--- START OF PROVIDED DATA ---

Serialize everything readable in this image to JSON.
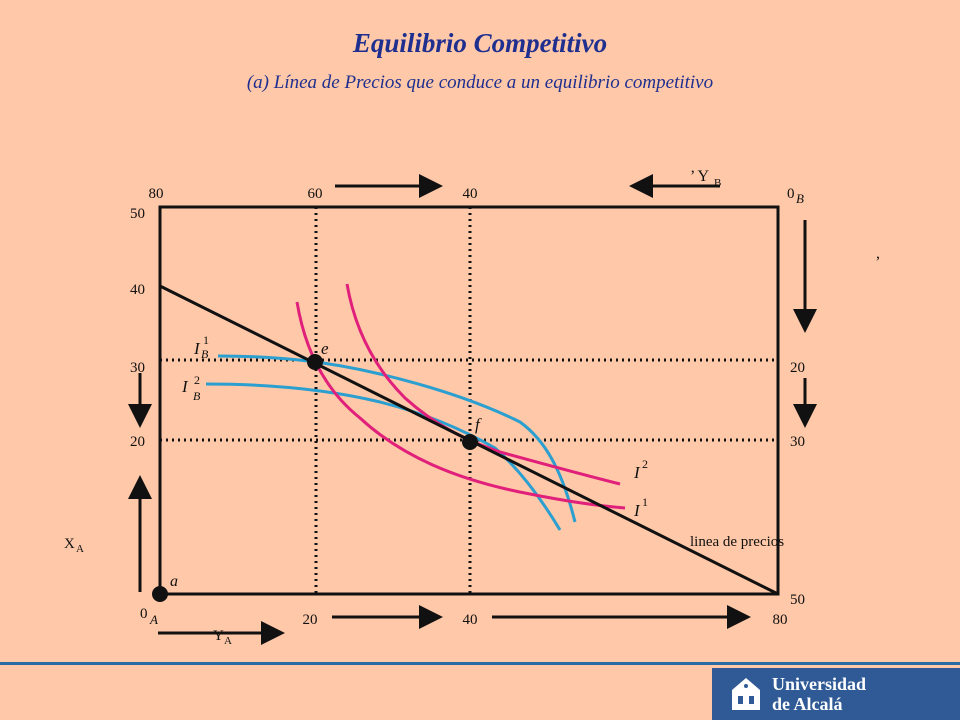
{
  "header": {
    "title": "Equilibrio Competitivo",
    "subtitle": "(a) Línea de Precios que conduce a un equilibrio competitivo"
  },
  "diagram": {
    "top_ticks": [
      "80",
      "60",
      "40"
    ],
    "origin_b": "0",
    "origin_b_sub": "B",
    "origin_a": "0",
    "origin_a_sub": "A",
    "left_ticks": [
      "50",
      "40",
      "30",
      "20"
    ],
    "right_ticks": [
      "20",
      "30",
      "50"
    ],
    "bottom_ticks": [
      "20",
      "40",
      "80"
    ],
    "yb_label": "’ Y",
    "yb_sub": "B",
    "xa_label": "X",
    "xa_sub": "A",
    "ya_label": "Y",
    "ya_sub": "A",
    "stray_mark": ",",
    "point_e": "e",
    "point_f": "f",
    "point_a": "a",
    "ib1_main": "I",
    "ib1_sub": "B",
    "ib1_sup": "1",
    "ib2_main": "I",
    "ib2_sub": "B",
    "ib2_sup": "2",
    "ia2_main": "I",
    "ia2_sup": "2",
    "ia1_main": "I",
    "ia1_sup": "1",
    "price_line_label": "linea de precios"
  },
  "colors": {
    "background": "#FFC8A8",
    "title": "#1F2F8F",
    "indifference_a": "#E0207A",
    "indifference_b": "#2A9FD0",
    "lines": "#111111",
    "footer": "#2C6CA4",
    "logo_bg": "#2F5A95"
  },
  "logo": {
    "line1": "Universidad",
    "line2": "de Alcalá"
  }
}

--- END OF PROVIDED DATA ---
--- START OF PROVIDED DATA ---

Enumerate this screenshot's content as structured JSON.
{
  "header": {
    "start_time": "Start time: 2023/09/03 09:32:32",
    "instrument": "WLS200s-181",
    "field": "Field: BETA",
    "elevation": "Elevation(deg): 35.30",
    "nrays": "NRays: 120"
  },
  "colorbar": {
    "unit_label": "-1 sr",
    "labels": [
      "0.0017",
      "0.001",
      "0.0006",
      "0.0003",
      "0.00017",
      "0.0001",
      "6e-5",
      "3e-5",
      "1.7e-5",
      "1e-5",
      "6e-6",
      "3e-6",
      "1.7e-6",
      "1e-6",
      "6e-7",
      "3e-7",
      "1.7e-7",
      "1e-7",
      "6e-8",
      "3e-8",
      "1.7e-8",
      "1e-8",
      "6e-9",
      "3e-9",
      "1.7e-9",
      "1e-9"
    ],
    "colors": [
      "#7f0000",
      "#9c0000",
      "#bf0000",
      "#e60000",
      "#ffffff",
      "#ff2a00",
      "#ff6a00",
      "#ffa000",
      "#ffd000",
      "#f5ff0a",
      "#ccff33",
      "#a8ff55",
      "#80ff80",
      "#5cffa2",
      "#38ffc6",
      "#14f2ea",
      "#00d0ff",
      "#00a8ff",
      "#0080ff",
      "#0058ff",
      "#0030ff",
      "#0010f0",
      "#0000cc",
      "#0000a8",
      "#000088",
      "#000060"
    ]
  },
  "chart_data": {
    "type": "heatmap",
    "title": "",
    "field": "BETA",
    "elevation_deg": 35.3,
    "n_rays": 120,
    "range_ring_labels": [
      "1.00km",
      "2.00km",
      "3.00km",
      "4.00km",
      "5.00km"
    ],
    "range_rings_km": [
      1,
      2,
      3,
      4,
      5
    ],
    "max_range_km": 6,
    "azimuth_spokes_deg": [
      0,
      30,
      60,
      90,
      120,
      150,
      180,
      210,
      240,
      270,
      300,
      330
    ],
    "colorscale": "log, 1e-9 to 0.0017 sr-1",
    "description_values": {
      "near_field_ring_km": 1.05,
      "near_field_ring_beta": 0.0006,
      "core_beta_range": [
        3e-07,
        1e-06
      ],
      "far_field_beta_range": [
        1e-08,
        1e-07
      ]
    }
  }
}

--- END OF PROVIDED DATA ---

REQUIREMENTS: Check each line of the records for "JSON" and copy the ones that contain it.

FINAL RESULT:
Serialize everything readable in this image to JSON.
Enumerate this screenshot's content as structured JSON.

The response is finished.